Short task
Give the listing again exactly, omitting its images.

Input rows
_ _ _ _ _ _ _
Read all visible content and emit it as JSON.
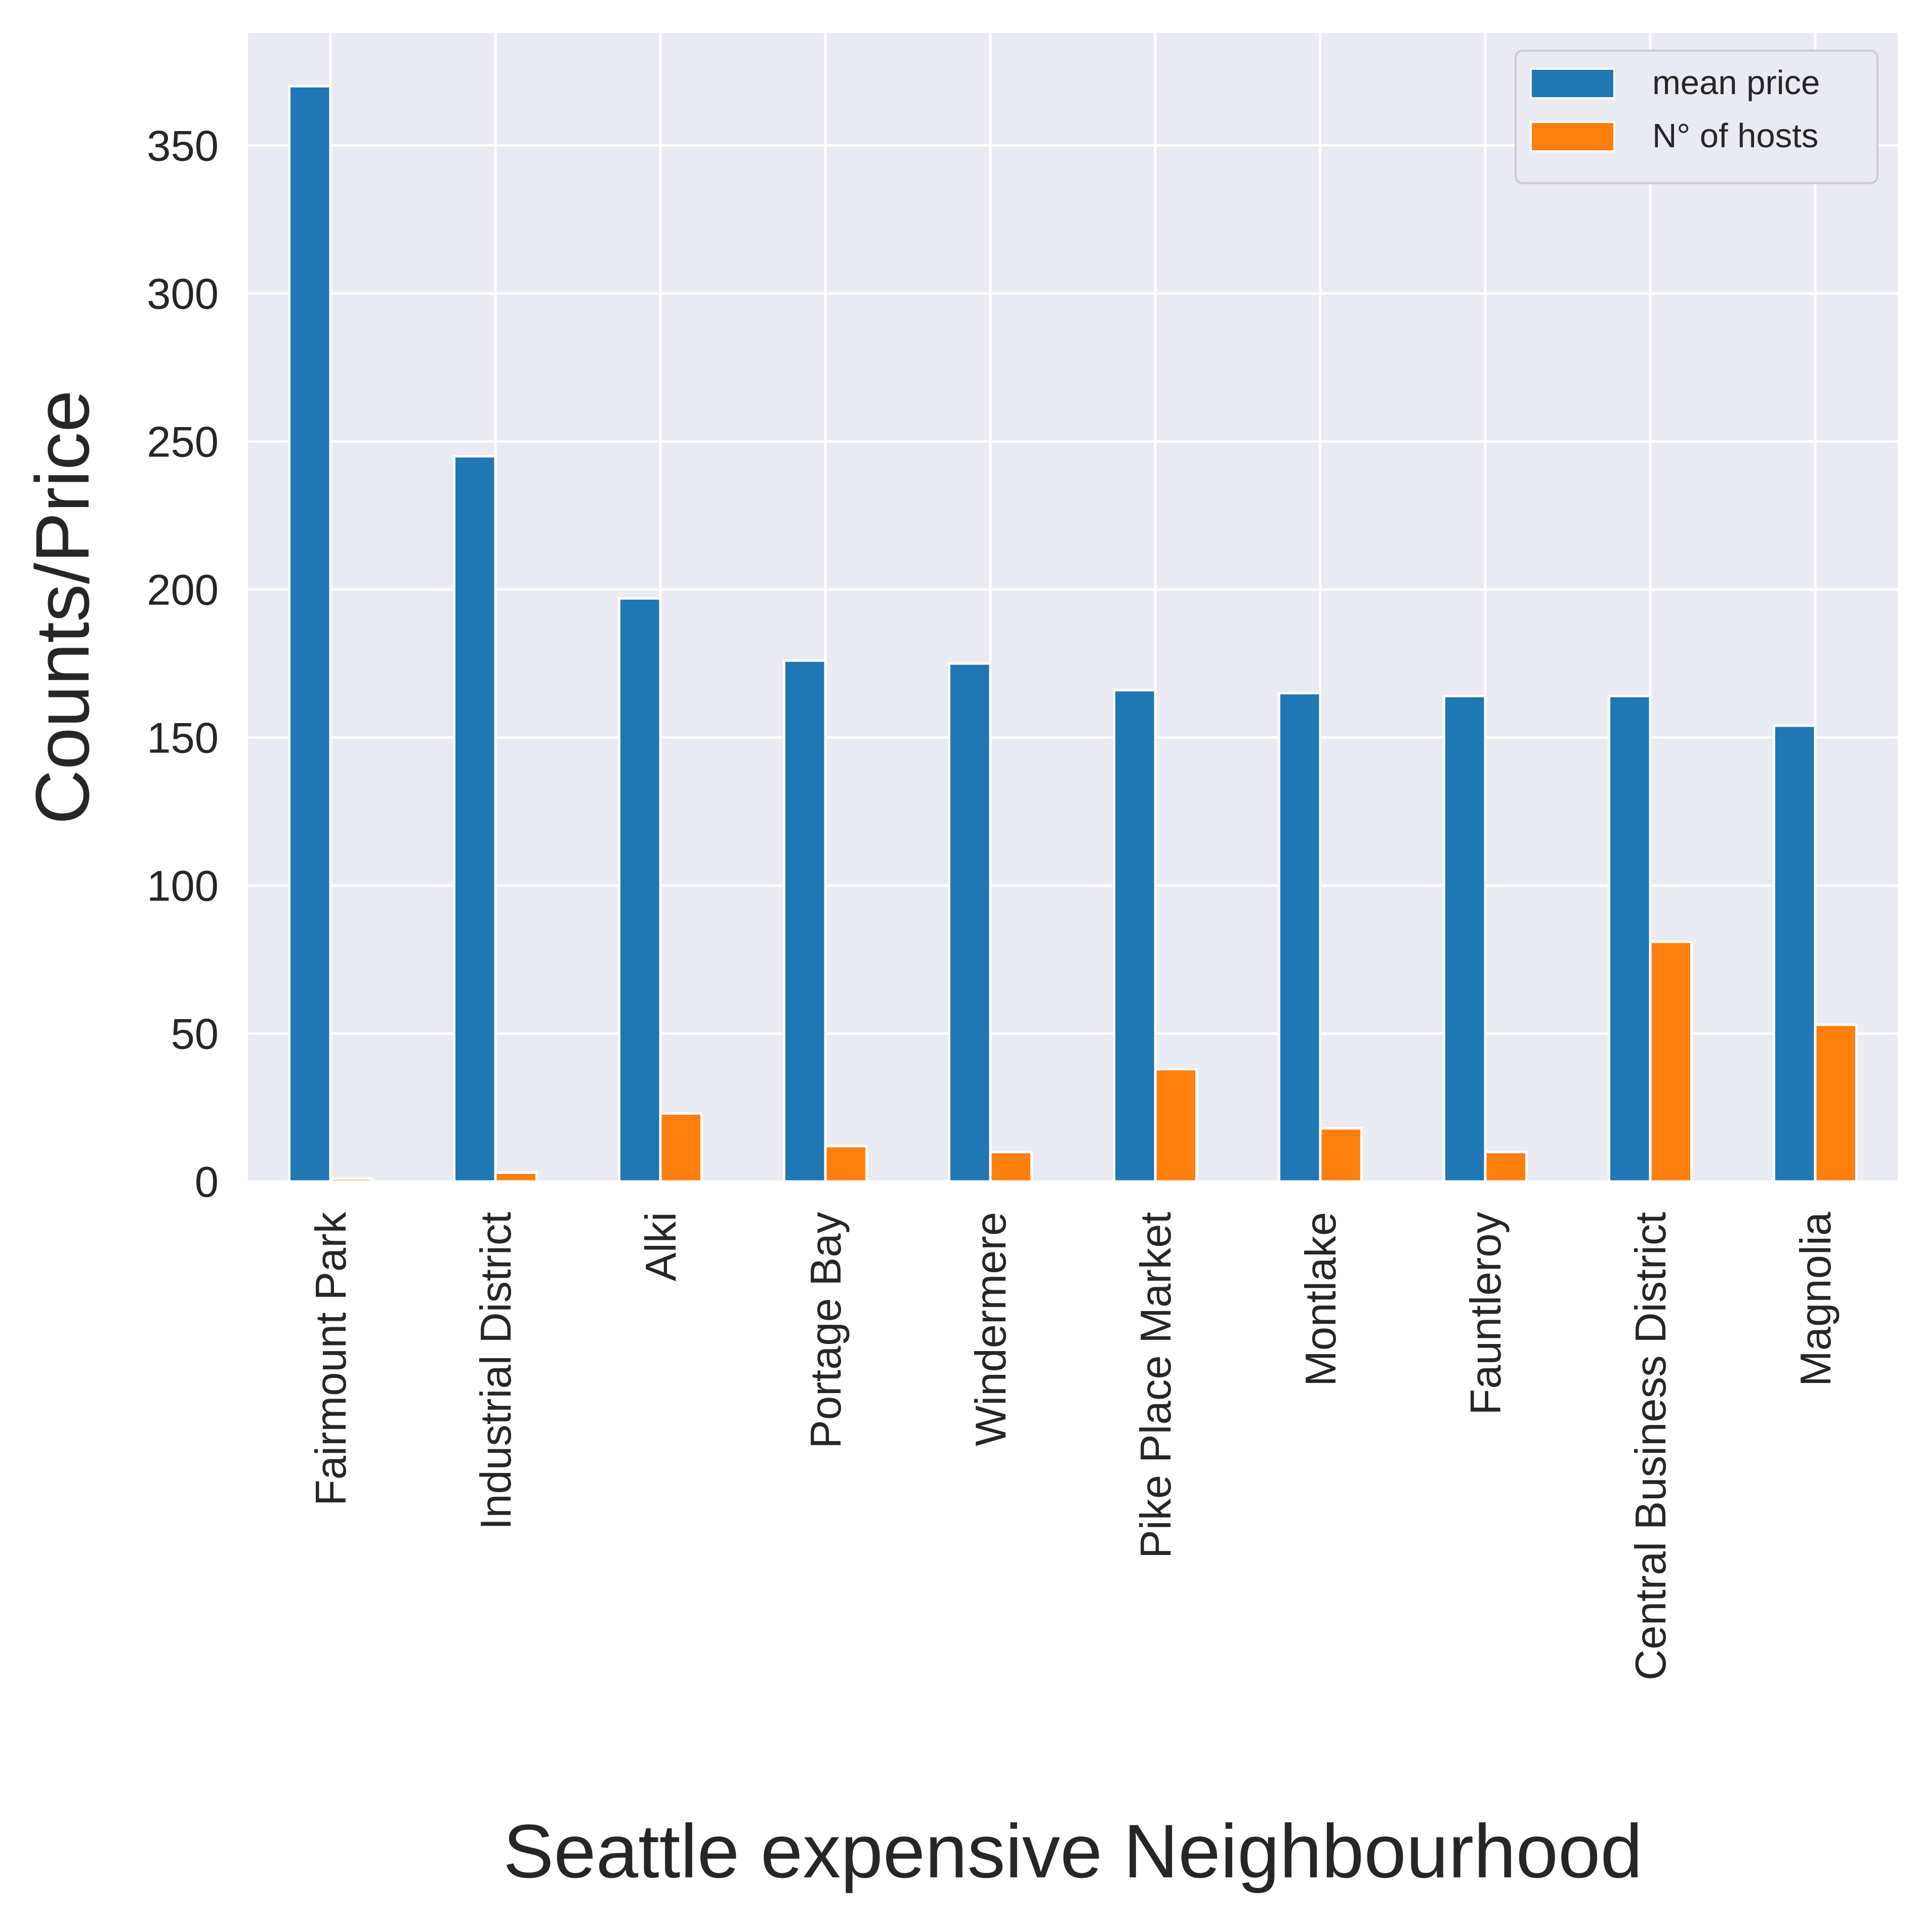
{
  "chart_data": {
    "type": "bar",
    "xlabel": "Seattle expensive Neighbourhood",
    "ylabel": "Counts/Price",
    "categories": [
      "Fairmount Park",
      "Industrial District",
      "Alki",
      "Portage Bay",
      "Windermere",
      "Pike Place Market",
      "Montlake",
      "Fauntleroy",
      "Central Business District",
      "Magnolia"
    ],
    "series": [
      {
        "name": "mean price",
        "color": "#1f77b4",
        "values": [
          370,
          245,
          197,
          176,
          175,
          166,
          165,
          164,
          164,
          154
        ]
      },
      {
        "name": "N° of hosts",
        "color": "#ff7f0e",
        "values": [
          1,
          3,
          23,
          12,
          10,
          38,
          18,
          10,
          81,
          53
        ]
      }
    ],
    "ylim": [
      0,
      388
    ],
    "yticks": [
      "0",
      "50",
      "100",
      "150",
      "200",
      "250",
      "300",
      "350"
    ],
    "ytick_values": [
      0,
      50,
      100,
      150,
      200,
      250,
      300,
      350
    ],
    "grid": true,
    "legend_position": "top-right",
    "background": "#eaeaf2"
  }
}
_ _ _ _ _ _ _
The answer
Read all visible content and emit it as JSON.
{
  "chart_data": {
    "type": "bar",
    "xlabel": "Seattle expensive Neighbourhood",
    "ylabel": "Counts/Price",
    "categories": [
      "Fairmount Park",
      "Industrial District",
      "Alki",
      "Portage Bay",
      "Windermere",
      "Pike Place Market",
      "Montlake",
      "Fauntleroy",
      "Central Business District",
      "Magnolia"
    ],
    "series": [
      {
        "name": "mean price",
        "color": "#1f77b4",
        "values": [
          370,
          245,
          197,
          176,
          175,
          166,
          165,
          164,
          164,
          154
        ]
      },
      {
        "name": "N° of hosts",
        "color": "#ff7f0e",
        "values": [
          1,
          3,
          23,
          12,
          10,
          38,
          18,
          10,
          81,
          53
        ]
      }
    ],
    "ylim": [
      0,
      388
    ],
    "yticks": [
      "0",
      "50",
      "100",
      "150",
      "200",
      "250",
      "300",
      "350"
    ],
    "ytick_values": [
      0,
      50,
      100,
      150,
      200,
      250,
      300,
      350
    ],
    "grid": true,
    "legend_position": "top-right",
    "background": "#eaeaf2"
  }
}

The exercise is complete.